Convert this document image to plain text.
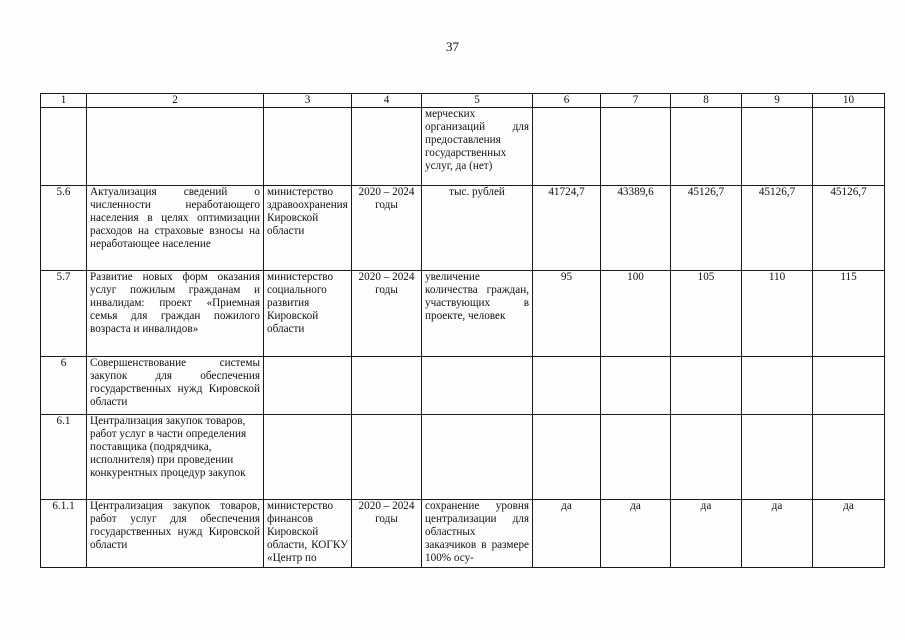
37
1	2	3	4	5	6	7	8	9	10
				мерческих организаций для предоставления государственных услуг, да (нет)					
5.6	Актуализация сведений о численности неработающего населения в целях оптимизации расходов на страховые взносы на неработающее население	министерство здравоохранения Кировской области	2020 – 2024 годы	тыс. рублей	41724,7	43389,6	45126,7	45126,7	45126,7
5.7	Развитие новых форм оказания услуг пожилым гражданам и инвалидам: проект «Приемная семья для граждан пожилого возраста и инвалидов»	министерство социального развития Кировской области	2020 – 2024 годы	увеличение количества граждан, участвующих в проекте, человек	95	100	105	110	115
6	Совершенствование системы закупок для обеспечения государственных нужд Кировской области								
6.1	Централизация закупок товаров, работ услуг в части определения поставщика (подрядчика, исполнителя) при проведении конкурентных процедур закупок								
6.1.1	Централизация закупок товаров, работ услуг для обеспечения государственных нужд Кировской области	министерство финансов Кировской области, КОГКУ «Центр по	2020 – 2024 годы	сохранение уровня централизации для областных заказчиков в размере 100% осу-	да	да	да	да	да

### Short task
Retype every record above exactly as written, but leave out the pictures.

### Task solution
Convert this document image to plain text.
37
1	2	3	4	5	6	7	8	9	10
				мерческих организаций для предоставления государственных услуг, да (нет)					
5.6	Актуализация сведений о численности неработающего населения в целях оптимизации расходов на страховые взносы на неработающее население	министерство здравоохранения Кировской области	2020 – 2024 годы	тыс. рублей	41724,7	43389,6	45126,7	45126,7	45126,7
5.7	Развитие новых форм оказания услуг пожилым гражданам и инвалидам: проект «Приемная семья для граждан пожилого возраста и инвалидов»	министерство социального развития Кировской области	2020 – 2024 годы	увеличение количества граждан, участвующих в проекте, человек	95	100	105	110	115
6	Совершенствование системы закупок для обеспечения государственных нужд Кировской области								
6.1	Централизация закупок товаров, работ услуг в части определения поставщика (подрядчика, исполнителя) при проведении конкурентных процедур закупок								
6.1.1	Централизация закупок товаров, работ услуг для обеспечения государственных нужд Кировской области	министерство финансов Кировской области, КОГКУ «Центр по	2020 – 2024 годы	сохранение уровня централизации для областных заказчиков в размере 100% осу-	да	да	да	да	да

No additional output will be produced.